Stored data
+---+
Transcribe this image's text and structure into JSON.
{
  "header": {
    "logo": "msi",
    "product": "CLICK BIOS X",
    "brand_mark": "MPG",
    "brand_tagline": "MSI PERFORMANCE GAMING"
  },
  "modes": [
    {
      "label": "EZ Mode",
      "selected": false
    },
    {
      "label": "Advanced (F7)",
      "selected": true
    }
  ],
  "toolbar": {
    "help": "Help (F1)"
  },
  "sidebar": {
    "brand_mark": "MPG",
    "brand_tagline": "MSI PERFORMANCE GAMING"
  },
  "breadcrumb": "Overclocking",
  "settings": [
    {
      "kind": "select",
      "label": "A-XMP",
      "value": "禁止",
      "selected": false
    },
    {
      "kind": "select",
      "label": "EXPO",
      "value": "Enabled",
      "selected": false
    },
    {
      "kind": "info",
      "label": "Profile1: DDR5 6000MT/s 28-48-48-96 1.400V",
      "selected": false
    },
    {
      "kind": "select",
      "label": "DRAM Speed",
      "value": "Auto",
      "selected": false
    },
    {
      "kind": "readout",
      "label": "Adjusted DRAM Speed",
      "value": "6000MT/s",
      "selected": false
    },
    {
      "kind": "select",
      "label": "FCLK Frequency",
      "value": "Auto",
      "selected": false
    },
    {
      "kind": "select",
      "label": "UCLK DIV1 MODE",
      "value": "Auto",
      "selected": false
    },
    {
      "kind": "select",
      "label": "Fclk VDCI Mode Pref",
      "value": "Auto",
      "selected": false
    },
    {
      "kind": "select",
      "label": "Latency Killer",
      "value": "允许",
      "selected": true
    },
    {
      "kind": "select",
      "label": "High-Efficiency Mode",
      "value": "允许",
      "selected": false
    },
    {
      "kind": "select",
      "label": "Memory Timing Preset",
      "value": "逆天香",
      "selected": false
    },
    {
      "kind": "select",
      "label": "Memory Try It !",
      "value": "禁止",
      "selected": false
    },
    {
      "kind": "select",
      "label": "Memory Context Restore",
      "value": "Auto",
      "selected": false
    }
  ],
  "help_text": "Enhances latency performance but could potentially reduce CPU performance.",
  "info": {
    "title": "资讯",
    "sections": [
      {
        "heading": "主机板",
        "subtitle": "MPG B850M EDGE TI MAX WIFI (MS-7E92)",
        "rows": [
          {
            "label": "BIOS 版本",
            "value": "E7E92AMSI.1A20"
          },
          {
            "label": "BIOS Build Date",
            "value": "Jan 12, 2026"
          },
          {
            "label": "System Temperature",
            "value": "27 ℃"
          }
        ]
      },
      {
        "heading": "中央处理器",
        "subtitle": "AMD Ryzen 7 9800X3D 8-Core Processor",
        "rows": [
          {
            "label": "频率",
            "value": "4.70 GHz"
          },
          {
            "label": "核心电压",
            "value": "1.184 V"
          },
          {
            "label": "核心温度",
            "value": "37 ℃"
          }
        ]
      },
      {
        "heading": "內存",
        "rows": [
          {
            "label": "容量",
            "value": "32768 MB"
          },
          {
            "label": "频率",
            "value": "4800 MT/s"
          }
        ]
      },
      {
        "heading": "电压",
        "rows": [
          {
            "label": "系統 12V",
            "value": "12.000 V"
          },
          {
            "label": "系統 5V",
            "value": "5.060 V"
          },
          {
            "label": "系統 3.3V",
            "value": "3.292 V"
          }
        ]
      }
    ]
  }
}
+---+
EXERCISE:
Gather up every line in the data above that contains the word "DRAM", copying each one.

CORRECT RESPONSE:
      "label": "DRAM Speed",
      "label": "Adjusted DRAM Speed",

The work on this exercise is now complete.